## Begin PROVIDED DATA

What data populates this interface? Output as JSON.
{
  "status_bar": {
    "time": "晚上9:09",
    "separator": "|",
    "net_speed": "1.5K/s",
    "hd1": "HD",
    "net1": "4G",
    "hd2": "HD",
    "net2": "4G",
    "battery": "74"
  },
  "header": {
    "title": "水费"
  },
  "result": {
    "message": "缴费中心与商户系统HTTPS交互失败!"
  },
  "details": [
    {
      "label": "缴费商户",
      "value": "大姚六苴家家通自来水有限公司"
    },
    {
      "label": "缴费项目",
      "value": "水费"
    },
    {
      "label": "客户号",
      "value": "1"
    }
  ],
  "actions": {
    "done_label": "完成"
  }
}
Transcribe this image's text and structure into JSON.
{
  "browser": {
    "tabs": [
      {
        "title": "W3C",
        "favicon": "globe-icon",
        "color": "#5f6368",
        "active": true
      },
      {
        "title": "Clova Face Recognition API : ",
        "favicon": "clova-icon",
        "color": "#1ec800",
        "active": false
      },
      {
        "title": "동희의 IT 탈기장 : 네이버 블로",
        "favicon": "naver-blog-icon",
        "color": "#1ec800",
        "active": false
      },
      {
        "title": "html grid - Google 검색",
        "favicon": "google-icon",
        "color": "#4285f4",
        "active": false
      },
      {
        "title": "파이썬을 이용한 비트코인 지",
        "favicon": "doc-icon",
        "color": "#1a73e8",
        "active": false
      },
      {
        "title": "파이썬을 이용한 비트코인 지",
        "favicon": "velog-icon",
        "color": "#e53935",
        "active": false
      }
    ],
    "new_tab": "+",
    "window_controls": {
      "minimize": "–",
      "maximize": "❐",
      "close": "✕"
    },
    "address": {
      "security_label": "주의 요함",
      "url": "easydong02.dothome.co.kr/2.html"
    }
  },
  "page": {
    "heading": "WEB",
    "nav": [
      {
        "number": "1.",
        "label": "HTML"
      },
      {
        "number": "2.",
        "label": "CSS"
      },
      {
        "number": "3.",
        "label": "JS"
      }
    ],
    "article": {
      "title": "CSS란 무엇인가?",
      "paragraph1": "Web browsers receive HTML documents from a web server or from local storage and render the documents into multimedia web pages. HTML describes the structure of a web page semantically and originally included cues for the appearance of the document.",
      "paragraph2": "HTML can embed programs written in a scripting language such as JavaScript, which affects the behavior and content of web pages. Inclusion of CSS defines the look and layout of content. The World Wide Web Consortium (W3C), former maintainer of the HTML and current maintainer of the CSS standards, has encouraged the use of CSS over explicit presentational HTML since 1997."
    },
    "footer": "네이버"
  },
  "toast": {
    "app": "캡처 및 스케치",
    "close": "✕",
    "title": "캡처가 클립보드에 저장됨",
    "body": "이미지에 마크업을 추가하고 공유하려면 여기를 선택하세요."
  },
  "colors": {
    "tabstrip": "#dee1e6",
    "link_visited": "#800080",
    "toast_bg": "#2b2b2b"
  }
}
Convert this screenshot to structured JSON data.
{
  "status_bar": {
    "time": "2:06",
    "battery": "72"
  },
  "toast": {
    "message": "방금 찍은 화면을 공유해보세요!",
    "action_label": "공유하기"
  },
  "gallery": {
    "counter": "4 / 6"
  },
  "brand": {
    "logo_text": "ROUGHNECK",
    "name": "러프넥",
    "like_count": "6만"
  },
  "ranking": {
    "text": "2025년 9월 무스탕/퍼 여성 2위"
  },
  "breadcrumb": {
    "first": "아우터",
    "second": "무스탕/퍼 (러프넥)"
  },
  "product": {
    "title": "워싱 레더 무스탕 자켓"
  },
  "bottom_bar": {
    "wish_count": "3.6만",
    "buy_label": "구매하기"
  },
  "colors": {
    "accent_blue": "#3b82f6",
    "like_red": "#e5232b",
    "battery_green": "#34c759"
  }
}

## End PROVIDED DATA

- **EXERCISE INSTRUCTIONS**:
All of the entries above should be written out again exactly.

- **WRITTEN RESPONSE**:
What data populates this interface? Output as JSON.
{
  "status_bar": {
    "time": "晚上9:09",
    "separator": "|",
    "net_speed": "1.5K/s",
    "hd1": "HD",
    "net1": "4G",
    "hd2": "HD",
    "net2": "4G",
    "battery": "74"
  },
  "header": {
    "title": "水费"
  },
  "result": {
    "message": "缴费中心与商户系统HTTPS交互失败!"
  },
  "details": [
    {
      "label": "缴费商户",
      "value": "大姚六苴家家通自来水有限公司"
    },
    {
      "label": "缴费项目",
      "value": "水费"
    },
    {
      "label": "客户号",
      "value": "1"
    }
  ],
  "actions": {
    "done_label": "完成"
  }
}
Transcribe this image's text and structure into JSON.
{
  "browser": {
    "tabs": [
      {
        "title": "W3C",
        "favicon": "globe-icon",
        "color": "#5f6368",
        "active": true
      },
      {
        "title": "Clova Face Recognition API : ",
        "favicon": "clova-icon",
        "color": "#1ec800",
        "active": false
      },
      {
        "title": "동희의 IT 탈기장 : 네이버 블로",
        "favicon": "naver-blog-icon",
        "color": "#1ec800",
        "active": false
      },
      {
        "title": "html grid - Google 검색",
        "favicon": "google-icon",
        "color": "#4285f4",
        "active": false
      },
      {
        "title": "파이썬을 이용한 비트코인 지",
        "favicon": "doc-icon",
        "color": "#1a73e8",
        "active": false
      },
      {
        "title": "파이썬을 이용한 비트코인 지",
        "favicon": "velog-icon",
        "color": "#e53935",
        "active": false
      }
    ],
    "new_tab": "+",
    "window_controls": {
      "minimize": "–",
      "maximize": "❐",
      "close": "✕"
    },
    "address": {
      "security_label": "주의 요함",
      "url": "easydong02.dothome.co.kr/2.html"
    }
  },
  "page": {
    "heading": "WEB",
    "nav": [
      {
        "number": "1.",
        "label": "HTML"
      },
      {
        "number": "2.",
        "label": "CSS"
      },
      {
        "number": "3.",
        "label": "JS"
      }
    ],
    "article": {
      "title": "CSS란 무엇인가?",
      "paragraph1": "Web browsers receive HTML documents from a web server or from local storage and render the documents into multimedia web pages. HTML describes the structure of a web page semantically and originally included cues for the appearance of the document.",
      "paragraph2": "HTML can embed programs written in a scripting language such as JavaScript, which affects the behavior and content of web pages. Inclusion of CSS defines the look and layout of content. The World Wide Web Consortium (W3C), former maintainer of the HTML and current maintainer of the CSS standards, has encouraged the use of CSS over explicit presentational HTML since 1997."
    },
    "footer": "네이버"
  },
  "toast": {
    "app": "캡처 및 스케치",
    "close": "✕",
    "title": "캡처가 클립보드에 저장됨",
    "body": "이미지에 마크업을 추가하고 공유하려면 여기를 선택하세요."
  },
  "colors": {
    "tabstrip": "#dee1e6",
    "link_visited": "#800080",
    "toast_bg": "#2b2b2b"
  }
}
Convert this screenshot to structured JSON data.
{
  "status_bar": {
    "time": "2:06",
    "battery": "72"
  },
  "toast": {
    "message": "방금 찍은 화면을 공유해보세요!",
    "action_label": "공유하기"
  },
  "gallery": {
    "counter": "4 / 6"
  },
  "brand": {
    "logo_text": "ROUGHNECK",
    "name": "러프넥",
    "like_count": "6만"
  },
  "ranking": {
    "text": "2025년 9월 무스탕/퍼 여성 2위"
  },
  "breadcrumb": {
    "first": "아우터",
    "second": "무스탕/퍼 (러프넥)"
  },
  "product": {
    "title": "워싱 레더 무스탕 자켓"
  },
  "bottom_bar": {
    "wish_count": "3.6만",
    "buy_label": "구매하기"
  },
  "colors": {
    "accent_blue": "#3b82f6",
    "like_red": "#e5232b",
    "battery_green": "#34c759"
  }
}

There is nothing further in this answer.